[Figure content listings]
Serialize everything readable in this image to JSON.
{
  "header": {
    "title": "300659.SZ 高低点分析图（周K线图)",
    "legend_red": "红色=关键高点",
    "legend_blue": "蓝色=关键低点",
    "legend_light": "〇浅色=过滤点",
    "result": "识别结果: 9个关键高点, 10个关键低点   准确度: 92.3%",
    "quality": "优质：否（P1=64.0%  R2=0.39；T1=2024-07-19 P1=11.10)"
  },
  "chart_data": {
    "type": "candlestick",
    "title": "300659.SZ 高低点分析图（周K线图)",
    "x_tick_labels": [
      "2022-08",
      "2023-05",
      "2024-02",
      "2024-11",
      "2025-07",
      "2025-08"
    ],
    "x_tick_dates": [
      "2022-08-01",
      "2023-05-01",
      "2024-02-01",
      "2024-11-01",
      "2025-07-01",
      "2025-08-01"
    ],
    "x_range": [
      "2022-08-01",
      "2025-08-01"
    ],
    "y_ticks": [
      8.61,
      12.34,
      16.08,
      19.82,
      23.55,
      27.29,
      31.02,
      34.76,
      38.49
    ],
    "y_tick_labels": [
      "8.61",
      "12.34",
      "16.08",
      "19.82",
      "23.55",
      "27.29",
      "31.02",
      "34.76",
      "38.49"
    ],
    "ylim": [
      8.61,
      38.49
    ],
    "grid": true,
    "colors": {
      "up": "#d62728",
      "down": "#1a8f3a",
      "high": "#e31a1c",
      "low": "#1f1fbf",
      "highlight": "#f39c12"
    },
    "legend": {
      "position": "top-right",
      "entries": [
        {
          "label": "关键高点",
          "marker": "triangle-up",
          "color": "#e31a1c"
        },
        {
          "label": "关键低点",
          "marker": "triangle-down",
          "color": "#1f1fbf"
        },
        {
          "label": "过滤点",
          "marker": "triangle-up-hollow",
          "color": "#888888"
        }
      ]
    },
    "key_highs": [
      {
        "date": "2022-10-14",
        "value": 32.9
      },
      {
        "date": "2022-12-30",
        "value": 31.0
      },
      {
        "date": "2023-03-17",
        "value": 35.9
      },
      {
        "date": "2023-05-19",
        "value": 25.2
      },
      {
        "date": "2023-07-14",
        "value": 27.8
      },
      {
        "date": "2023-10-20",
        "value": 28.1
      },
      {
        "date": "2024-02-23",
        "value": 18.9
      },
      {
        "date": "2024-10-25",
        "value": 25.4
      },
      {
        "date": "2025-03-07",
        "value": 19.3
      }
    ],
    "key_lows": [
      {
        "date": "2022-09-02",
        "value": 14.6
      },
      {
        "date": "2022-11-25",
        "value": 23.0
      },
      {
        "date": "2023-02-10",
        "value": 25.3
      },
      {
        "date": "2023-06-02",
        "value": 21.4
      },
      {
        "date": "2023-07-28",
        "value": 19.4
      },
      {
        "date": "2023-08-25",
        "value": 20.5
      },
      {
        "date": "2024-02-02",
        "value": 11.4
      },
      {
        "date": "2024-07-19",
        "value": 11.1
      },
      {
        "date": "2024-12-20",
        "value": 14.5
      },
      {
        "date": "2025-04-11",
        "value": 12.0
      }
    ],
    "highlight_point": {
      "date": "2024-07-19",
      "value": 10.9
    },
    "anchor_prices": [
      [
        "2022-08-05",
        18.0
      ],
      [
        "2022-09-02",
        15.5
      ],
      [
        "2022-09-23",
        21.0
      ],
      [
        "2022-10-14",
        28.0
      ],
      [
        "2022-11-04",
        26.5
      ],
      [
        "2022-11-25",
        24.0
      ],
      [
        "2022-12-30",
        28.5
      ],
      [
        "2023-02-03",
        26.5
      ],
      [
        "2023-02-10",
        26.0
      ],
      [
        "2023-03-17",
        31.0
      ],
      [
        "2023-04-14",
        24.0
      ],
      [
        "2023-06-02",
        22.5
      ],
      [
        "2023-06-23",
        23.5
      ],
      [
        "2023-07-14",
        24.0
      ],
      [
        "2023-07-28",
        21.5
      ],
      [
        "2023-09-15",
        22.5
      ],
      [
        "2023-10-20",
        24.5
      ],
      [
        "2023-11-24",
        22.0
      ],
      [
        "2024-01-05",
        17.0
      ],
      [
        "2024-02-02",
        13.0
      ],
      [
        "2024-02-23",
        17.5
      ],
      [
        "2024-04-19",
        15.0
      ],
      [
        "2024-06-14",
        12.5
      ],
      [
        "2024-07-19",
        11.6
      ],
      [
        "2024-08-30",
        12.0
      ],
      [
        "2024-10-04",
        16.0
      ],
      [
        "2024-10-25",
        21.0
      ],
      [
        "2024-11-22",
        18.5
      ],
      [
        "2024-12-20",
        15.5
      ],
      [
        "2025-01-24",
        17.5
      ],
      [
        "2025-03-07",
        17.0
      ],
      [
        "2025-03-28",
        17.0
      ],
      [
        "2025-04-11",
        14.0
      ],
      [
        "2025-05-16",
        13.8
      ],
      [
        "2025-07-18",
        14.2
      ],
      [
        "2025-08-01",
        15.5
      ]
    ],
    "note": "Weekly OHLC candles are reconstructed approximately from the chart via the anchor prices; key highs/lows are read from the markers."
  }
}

__The problem__
Extract all lines that hold the word "triangle".

__Exercise output__
          "marker": "triangle-up",
          "marker": "triangle-down",
          "marker": "triangle-up-hollow",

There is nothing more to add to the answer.